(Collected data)
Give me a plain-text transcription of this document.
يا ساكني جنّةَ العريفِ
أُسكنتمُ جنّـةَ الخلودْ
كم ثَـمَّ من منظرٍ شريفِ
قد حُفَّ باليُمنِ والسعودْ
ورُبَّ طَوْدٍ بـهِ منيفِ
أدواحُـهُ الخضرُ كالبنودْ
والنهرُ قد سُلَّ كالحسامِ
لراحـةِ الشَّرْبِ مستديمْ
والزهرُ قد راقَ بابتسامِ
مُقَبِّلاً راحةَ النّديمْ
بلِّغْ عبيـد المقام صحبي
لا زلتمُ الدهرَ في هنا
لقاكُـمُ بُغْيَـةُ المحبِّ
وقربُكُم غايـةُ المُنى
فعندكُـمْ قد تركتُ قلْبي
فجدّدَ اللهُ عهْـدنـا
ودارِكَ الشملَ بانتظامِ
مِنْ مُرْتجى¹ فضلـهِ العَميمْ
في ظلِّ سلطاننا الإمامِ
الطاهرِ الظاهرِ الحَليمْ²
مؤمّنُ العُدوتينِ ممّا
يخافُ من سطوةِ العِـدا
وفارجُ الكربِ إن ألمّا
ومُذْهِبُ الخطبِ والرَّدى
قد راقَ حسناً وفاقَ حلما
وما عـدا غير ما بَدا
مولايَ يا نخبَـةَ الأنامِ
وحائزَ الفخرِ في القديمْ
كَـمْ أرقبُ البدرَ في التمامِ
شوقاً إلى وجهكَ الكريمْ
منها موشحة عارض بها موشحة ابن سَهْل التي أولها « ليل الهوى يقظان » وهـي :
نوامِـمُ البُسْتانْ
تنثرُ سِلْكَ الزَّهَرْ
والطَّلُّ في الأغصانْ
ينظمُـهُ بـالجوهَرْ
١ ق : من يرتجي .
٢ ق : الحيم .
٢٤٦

What this task involves –
Please reproduce every line of the material word for word.

Response for this exercise –
Give me a plain-text transcription of this document.
يا ساكني جنّةَ العريفِ
أُسكنتمُ جنّـةَ الخلودْ
كم ثَـمَّ من منظرٍ شريفِ
قد حُفَّ باليُمنِ والسعودْ
ورُبَّ طَوْدٍ بـهِ منيفِ
أدواحُـهُ الخضرُ كالبنودْ
والنهرُ قد سُلَّ كالحسامِ
لراحـةِ الشَّرْبِ مستديمْ
والزهرُ قد راقَ بابتسامِ
مُقَبِّلاً راحةَ النّديمْ
بلِّغْ عبيـد المقام صحبي
لا زلتمُ الدهرَ في هنا
لقاكُـمُ بُغْيَـةُ المحبِّ
وقربُكُم غايـةُ المُنى
فعندكُـمْ قد تركتُ قلْبي
فجدّدَ اللهُ عهْـدنـا
ودارِكَ الشملَ بانتظامِ
مِنْ مُرْتجى¹ فضلـهِ العَميمْ
في ظلِّ سلطاننا الإمامِ
الطاهرِ الظاهرِ الحَليمْ²
مؤمّنُ العُدوتينِ ممّا
يخافُ من سطوةِ العِـدا
وفارجُ الكربِ إن ألمّا
ومُذْهِبُ الخطبِ والرَّدى
قد راقَ حسناً وفاقَ حلما
وما عـدا غير ما بَدا
مولايَ يا نخبَـةَ الأنامِ
وحائزَ الفخرِ في القديمْ
كَـمْ أرقبُ البدرَ في التمامِ
شوقاً إلى وجهكَ الكريمْ
منها موشحة عارض بها موشحة ابن سَهْل التي أولها « ليل الهوى يقظان » وهـي :
نوامِـمُ البُسْتانْ
تنثرُ سِلْكَ الزَّهَرْ
والطَّلُّ في الأغصانْ
ينظمُـهُ بـالجوهَرْ
١ ق : من يرتجي .
٢ ق : الحيم .
٢٤٦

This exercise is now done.